**Task directions:** Copy the data exactly as it appears, and do not include any pictures.

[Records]
————
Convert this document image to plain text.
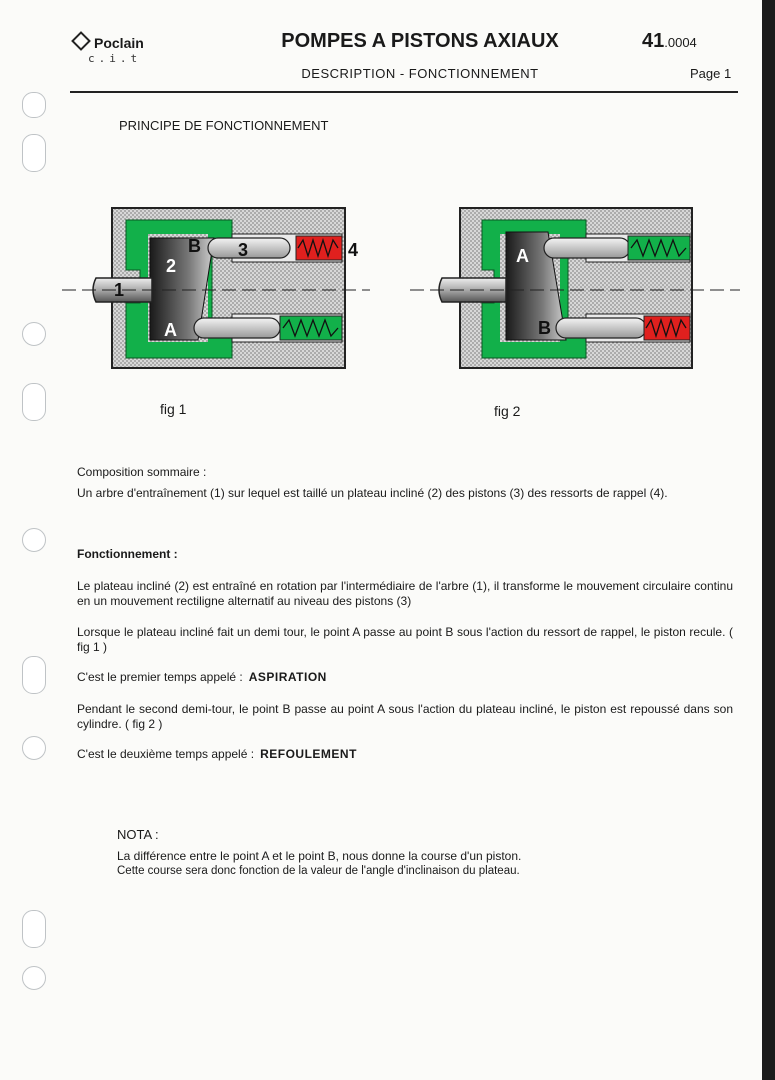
Poclain
c.i.t
POMPES A PISTONS AXIAUX
DESCRIPTION - FONCTIONNEMENT
41.0004
Page 1
PRINCIPE DE FONCTIONNEMENT
1
2
3	4
A
B	A
B
fig 1	fig 2
Composition sommaire :
Un arbre d'entraînement (1) sur lequel est taillé un plateau incliné (2) des pistons (3) des ressorts de rappel (4).
Fonctionnement :
Le plateau incliné (2) est entraîné en rotation par l'intermédiaire de l'arbre (1), il transforme le mouvement circulaire continu en un mouvement rectiligne alternatif au niveau des pistons (3)
Lorsque le plateau incliné fait un demi tour, le point A passe au point B sous l'action du ressort de rappel, le piston recule. ( fig 1 )
C'est le premier temps appelé : ASPIRATION
Pendant le second demi-tour, le point B passe au point A sous l'action du plateau incliné, le piston est repoussé dans son cylindre. ( fig 2 )
C'est le deuxième temps appelé : REFOULEMENT
NOTA :
La différence entre le point A et le point B, nous donne la course d'un piston.
Cette course sera donc fonction de la valeur de l'angle d'inclinaison du plateau.
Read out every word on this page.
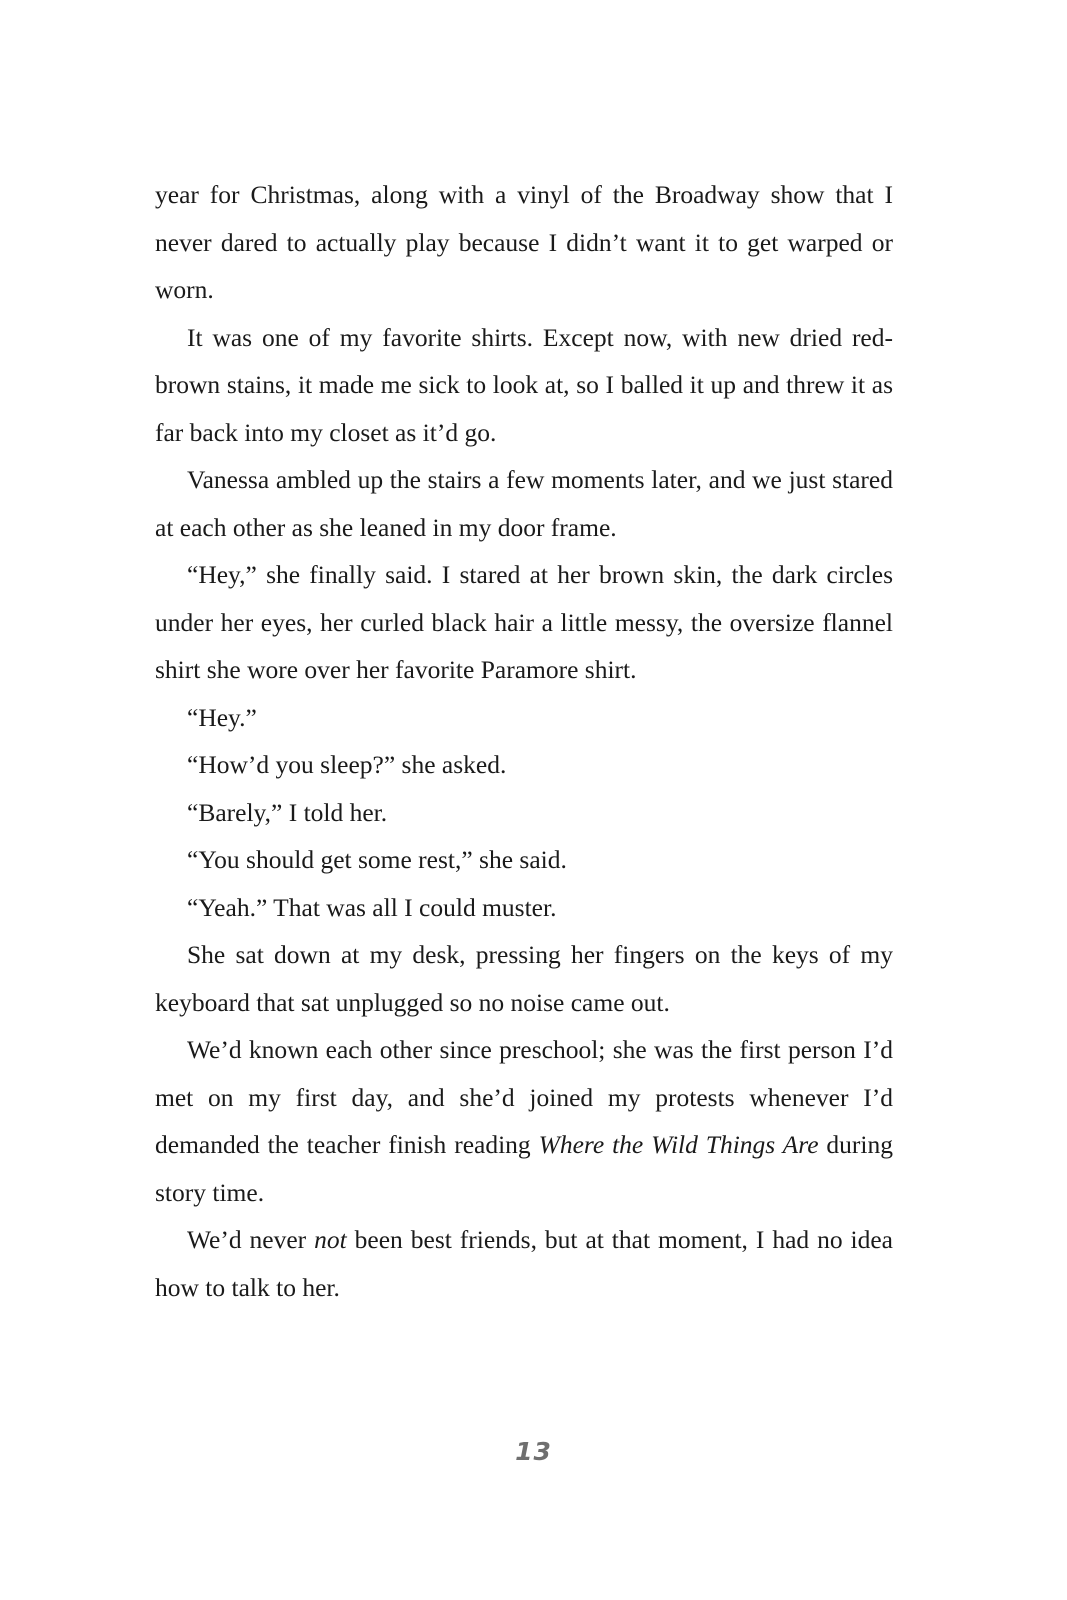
year for Christmas, along with a vinyl of the Broadway show that I never dared to actually play because I didn’t want it to get warped or worn.

It was one of my favorite shirts. Except now, with new dried red-brown stains, it made me sick to look at, so I balled it up and threw it as far back into my closet as it’d go.

Vanessa ambled up the stairs a few moments later, and we just stared at each other as she leaned in my door frame.

“Hey,” she finally said. I stared at her brown skin, the dark circles under her eyes, her curled black hair a little messy, the oversize flannel shirt she wore over her favorite Paramore shirt.

“Hey.”

“How’d you sleep?” she asked.

“Barely,” I told her.

“You should get some rest,” she said.

“Yeah.” That was all I could muster.

She sat down at my desk, pressing her fingers on the keys of my keyboard that sat unplugged so no noise came out.

We’d known each other since preschool; she was the first person I’d met on my first day, and she’d joined my protests whenever I’d demanded the teacher finish reading Where the Wild Things Are during story time.

We’d never not been best friends, but at that moment, I had no idea how to talk to her.

13
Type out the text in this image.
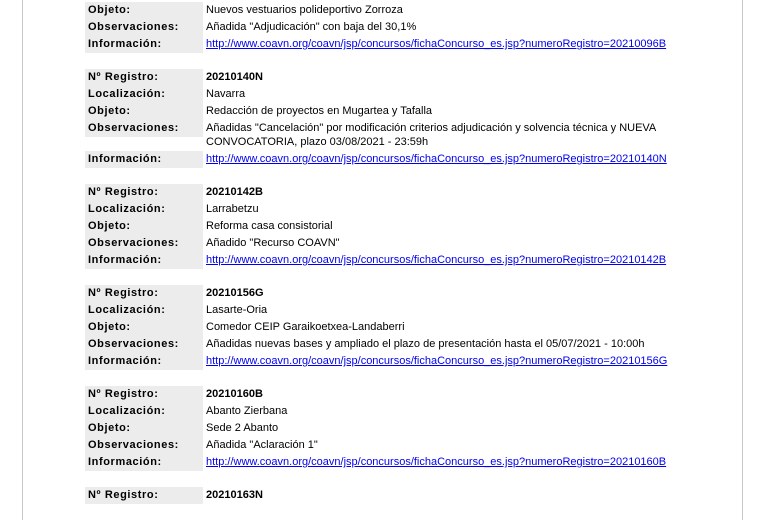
Objeto:	Nuevos vestuarios polideportivo Zorroza
Observaciones:	Añadida "Adjudicación" con baja del 30,1%
Información:	http://www.coavn.org/coavn/jsp/concursos/fichaConcurso_es.jsp?numeroRegistro=20210096B
Nº Registro:	20210140N
Localización:	Navarra
Objeto:	Redacción de proyectos en Mugartea y Tafalla
Observaciones:	Añadidas "Cancelación" por modificación criterios adjudicación y solvencia técnica y NUEVA CONVOCATORIA, plazo 03/08/2021 - 23:59h
Información:	http://www.coavn.org/coavn/jsp/concursos/fichaConcurso_es.jsp?numeroRegistro=20210140N
Nº Registro:	20210142B
Localización:	Larrabetzu
Objeto:	Reforma casa consistorial
Observaciones:	Añadido "Recurso COAVN"
Información:	http://www.coavn.org/coavn/jsp/concursos/fichaConcurso_es.jsp?numeroRegistro=20210142B
Nº Registro:	20210156G
Localización:	Lasarte-Oria
Objeto:	Comedor CEIP Garaikoetxea-Landaberri
Observaciones:	Añadidas nuevas bases y ampliado el plazo de presentación hasta el 05/07/2021 - 10:00h
Información:	http://www.coavn.org/coavn/jsp/concursos/fichaConcurso_es.jsp?numeroRegistro=20210156G
Nº Registro:	20210160B
Localización:	Abanto Zierbana
Objeto:	Sede 2 Abanto
Observaciones:	Añadida "Aclaración 1"
Información:	http://www.coavn.org/coavn/jsp/concursos/fichaConcurso_es.jsp?numeroRegistro=20210160B
Nº Registro:	20210163N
————
**Answer to this exercise:**
Convert this document image to plain text.
Poclain
c.i.t
POMPES A PISTONS AXIAUX
DESCRIPTION - FONCTIONNEMENT
41.0004
Page 1
PRINCIPE DE FONCTIONNEMENT
1
2
3	4
A
B	A
B
fig 1	fig 2
Composition sommaire :
Un arbre d'entraînement (1) sur lequel est taillé un plateau incliné (2) des pistons (3) des ressorts de rappel (4).
Fonctionnement :
Le plateau incliné (2) est entraîné en rotation par l'intermédiaire de l'arbre (1), il transforme le mouvement circulaire continu en un mouvement rectiligne alternatif au niveau des pistons (3)
Lorsque le plateau incliné fait un demi tour, le point A passe au point B sous l'action du ressort de rappel, le piston recule. ( fig 1 )
C'est le premier temps appelé : ASPIRATION
Pendant le second demi-tour, le point B passe au point A sous l'action du plateau incliné, le piston est repoussé dans son cylindre. ( fig 2 )
C'est le deuxième temps appelé : REFOULEMENT
NOTA :
La différence entre le point A et le point B, nous donne la course d'un piston.
Cette course sera donc fonction de la valeur de l'angle d'inclinaison du plateau.
Read out every word on this page.
year for Christmas, along with a vinyl of the Broadway show that I never dared to actually play because I didn’t want it to get warped or worn.

It was one of my favorite shirts. Except now, with new dried red-brown stains, it made me sick to look at, so I balled it up and threw it as far back into my closet as it’d go.

Vanessa ambled up the stairs a few moments later, and we just stared at each other as she leaned in my door frame.

“Hey,” she finally said. I stared at her brown skin, the dark circles under her eyes, her curled black hair a little messy, the oversize flannel shirt she wore over her favorite Paramore shirt.

“Hey.”

“How’d you sleep?” she asked.

“Barely,” I told her.

“You should get some rest,” she said.

“Yeah.” That was all I could muster.

She sat down at my desk, pressing her fingers on the keys of my keyboard that sat unplugged so no noise came out.

We’d known each other since preschool; she was the first person I’d met on my first day, and she’d joined my protests whenever I’d demanded the teacher finish reading Where the Wild Things Are during story time.

We’d never not been best friends, but at that moment, I had no idea how to talk to her.

13
Type out the text in this image.
Objeto:	Nuevos vestuarios polideportivo Zorroza
Observaciones:	Añadida "Adjudicación" con baja del 30,1%
Información:	http://www.coavn.org/coavn/jsp/concursos/fichaConcurso_es.jsp?numeroRegistro=20210096B
Nº Registro:	20210140N
Localización:	Navarra
Objeto:	Redacción de proyectos en Mugartea y Tafalla
Observaciones:	Añadidas "Cancelación" por modificación criterios adjudicación y solvencia técnica y NUEVA CONVOCATORIA, plazo 03/08/2021 - 23:59h
Información:	http://www.coavn.org/coavn/jsp/concursos/fichaConcurso_es.jsp?numeroRegistro=20210140N
Nº Registro:	20210142B
Localización:	Larrabetzu
Objeto:	Reforma casa consistorial
Observaciones:	Añadido "Recurso COAVN"
Información:	http://www.coavn.org/coavn/jsp/concursos/fichaConcurso_es.jsp?numeroRegistro=20210142B
Nº Registro:	20210156G
Localización:	Lasarte-Oria
Objeto:	Comedor CEIP Garaikoetxea-Landaberri
Observaciones:	Añadidas nuevas bases y ampliado el plazo de presentación hasta el 05/07/2021 - 10:00h
Información:	http://www.coavn.org/coavn/jsp/concursos/fichaConcurso_es.jsp?numeroRegistro=20210156G
Nº Registro:	20210160B
Localización:	Abanto Zierbana
Objeto:	Sede 2 Abanto
Observaciones:	Añadida "Aclaración 1"
Información:	http://www.coavn.org/coavn/jsp/concursos/fichaConcurso_es.jsp?numeroRegistro=20210160B
Nº Registro:	20210163N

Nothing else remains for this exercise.